**Task objective:** Transcribe the full listing exactly, and drop every picture.

**Dataset records:**
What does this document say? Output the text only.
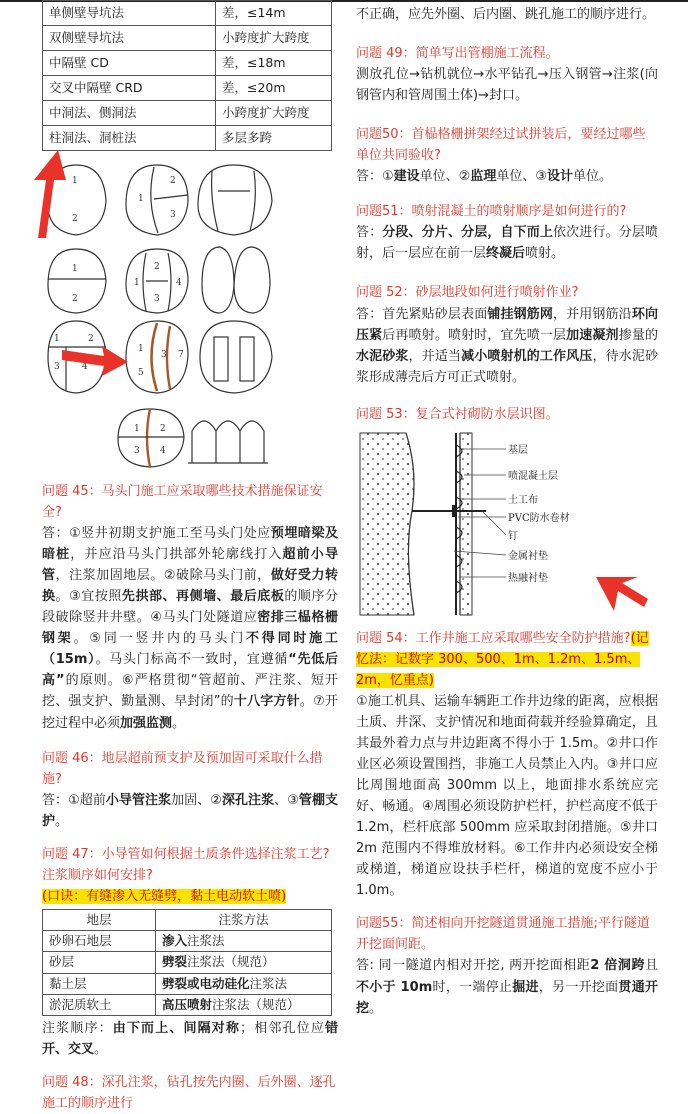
单侧壁导坑法	差，≤14m
双侧壁导坑法	小跨度扩大跨度
中隔壁 CD	差，≤18m
交叉中隔壁 CRD	差，≤20m
中洞法、侧洞法	小跨度扩大跨度
柱洞法、洞桩法	多层多跨
1
2
1
2
3
1
2
1
2
3
4
1	2
3 4
1
5
3 7
1 2
3 4

问题 45：马头门施工应采取哪些技术措施保证安全?

答：①竖井初期支护施工至马头门处应预埋暗梁及暗桩，并应沿马头门拱部外轮廓线打入超前小导管，注浆加固地层。②破除马头门前，做好受力转换。③宜按照先拱部、再侧墙、最后底板的顺序分段破除竖井井壁。④马头门处隧道应密排三榀格栅钢架。⑤同一竖井内的马头门不得同时施工（15m）。马头门标高不一致时，宜遵循“先低后高”的原则。⑥严格贯彻“管超前、严注浆、短开挖、强支护、勤量测、早封闭”的十八字方针。⑦开挖过程中必须加强监测。

问题 46：地层超前预支护及预加固可采取什么措施?

答：①超前小导管注浆加固、②深孔注浆、③管棚支护。

问题 47：小导管如何根据土质条件选择注浆工艺? 注浆顺序如何安排?

(口诀：有缝渗入无缝劈，黏土电动软土喷)

地层	注浆方法
砂卵石地层	渗入注浆法
砂层	劈裂注浆法（规范）
黏土层	劈裂或电动硅化注浆法
淤泥质软土	高压喷射注浆法（规范）

注浆顺序：由下而上、间隔对称；相邻孔位应错开、交叉。

问题 48：深孔注浆，钻孔按先内圈、后外圈、逐孔施工的顺序进行

不正确，应先外圈、后内圈、跳孔施工的顺序进行。

问题 49：简单写出管棚施工流程。

测放孔位→钻机就位→水平钻孔→压入钢管→注浆(向钢管内和管周围土体)→封口。

问题50：首榀格栅拼架经过试拼装后，要经过哪些单位共同验收?

答：①建设单位、②监理单位、③设计单位。

问题51：喷射混凝土的喷射顺序是如何进行的?

答：分段、分片、分层，自下而上依次进行。分层喷射，后一层应在前一层终凝后喷射。

问题 52：砂层地段如何进行喷射作业?

答：首先紧贴砂层表面铺挂钢筋网，并用钢筋沿环向压紧后再喷射。喷射时，宜先喷一层加速凝剂掺量的水泥砂浆，并适当减小喷射机的工作风压，待水泥砂浆形成薄壳后方可正式喷射。

问题 53：复合式衬砌防水层识图。

基层
喷混凝土层
土工布
PVC防水卷材
钉
金属衬垫
热融衬垫

问题 54：工作井施工应采取哪些安全防护措施?(记忆法：记数字 300、500、1m、1.2m、1.5m、2m，忆重点)

①施工机具、运输车辆距工作井边缘的距离，应根据土质、井深、支护情况和地面荷载并经验算确定，且其最外着力点与井边距离不得小于 1.5m。②井口作业区必须设置围挡，非施工人员禁止入内。③井口应比周围地面高 300mm 以上，地面排水系统应完好、畅通。④周围必须设防护栏杆，护栏高度不低于 1.2m，栏杆底部 500mm 应采取封闭措施。⑤井口 2m 范围内不得堆放材料。⑥工作井内必须设安全梯或梯道，梯道应设扶手栏杆，梯道的宽度不应小于 1.0m。

问题55：简述相向开挖隧道贯通施工措施;平行隧道开挖面间距。

答: 同一隧道内相对开挖, 两开挖面相距2 倍洞跨且不小于 10m时，一端停止掘进，另一开挖面贯通开挖。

**Written response:**
What does this document say? Output the text only.
单侧壁导坑法	差，≤14m
双侧壁导坑法	小跨度扩大跨度
中隔壁 CD	差，≤18m
交叉中隔壁 CRD	差，≤20m
中洞法、侧洞法	小跨度扩大跨度
柱洞法、洞桩法	多层多跨
1
2
1
2
3
1
2
1
2
3
4
1	2
3 4
1
5
3 7
1 2
3 4

问题 45：马头门施工应采取哪些技术措施保证安全?

答：①竖井初期支护施工至马头门处应预埋暗梁及暗桩，并应沿马头门拱部外轮廓线打入超前小导管，注浆加固地层。②破除马头门前，做好受力转换。③宜按照先拱部、再侧墙、最后底板的顺序分段破除竖井井壁。④马头门处隧道应密排三榀格栅钢架。⑤同一竖井内的马头门不得同时施工（15m）。马头门标高不一致时，宜遵循“先低后高”的原则。⑥严格贯彻“管超前、严注浆、短开挖、强支护、勤量测、早封闭”的十八字方针。⑦开挖过程中必须加强监测。

问题 46：地层超前预支护及预加固可采取什么措施?

答：①超前小导管注浆加固、②深孔注浆、③管棚支护。

问题 47：小导管如何根据土质条件选择注浆工艺? 注浆顺序如何安排?

(口诀：有缝渗入无缝劈，黏土电动软土喷)

地层	注浆方法
砂卵石地层	渗入注浆法
砂层	劈裂注浆法（规范）
黏土层	劈裂或电动硅化注浆法
淤泥质软土	高压喷射注浆法（规范）

注浆顺序：由下而上、间隔对称；相邻孔位应错开、交叉。

问题 48：深孔注浆，钻孔按先内圈、后外圈、逐孔施工的顺序进行

不正确，应先外圈、后内圈、跳孔施工的顺序进行。

问题 49：简单写出管棚施工流程。

测放孔位→钻机就位→水平钻孔→压入钢管→注浆(向钢管内和管周围土体)→封口。

问题50：首榀格栅拼架经过试拼装后，要经过哪些单位共同验收?

答：①建设单位、②监理单位、③设计单位。

问题51：喷射混凝土的喷射顺序是如何进行的?

答：分段、分片、分层，自下而上依次进行。分层喷射，后一层应在前一层终凝后喷射。

问题 52：砂层地段如何进行喷射作业?

答：首先紧贴砂层表面铺挂钢筋网，并用钢筋沿环向压紧后再喷射。喷射时，宜先喷一层加速凝剂掺量的水泥砂浆，并适当减小喷射机的工作风压，待水泥砂浆形成薄壳后方可正式喷射。

问题 53：复合式衬砌防水层识图。

基层
喷混凝土层
土工布
PVC防水卷材
钉
金属衬垫
热融衬垫

问题 54：工作井施工应采取哪些安全防护措施?(记忆法：记数字 300、500、1m、1.2m、1.5m、2m，忆重点)

①施工机具、运输车辆距工作井边缘的距离，应根据土质、井深、支护情况和地面荷载并经验算确定，且其最外着力点与井边距离不得小于 1.5m。②井口作业区必须设置围挡，非施工人员禁止入内。③井口应比周围地面高 300mm 以上，地面排水系统应完好、畅通。④周围必须设防护栏杆，护栏高度不低于 1.2m，栏杆底部 500mm 应采取封闭措施。⑤井口 2m 范围内不得堆放材料。⑥工作井内必须设安全梯或梯道，梯道应设扶手栏杆，梯道的宽度不应小于 1.0m。

问题55：简述相向开挖隧道贯通施工措施;平行隧道开挖面间距。

答: 同一隧道内相对开挖, 两开挖面相距2 倍洞跨且不小于 10m时，一端停止掘进，另一开挖面贯通开挖。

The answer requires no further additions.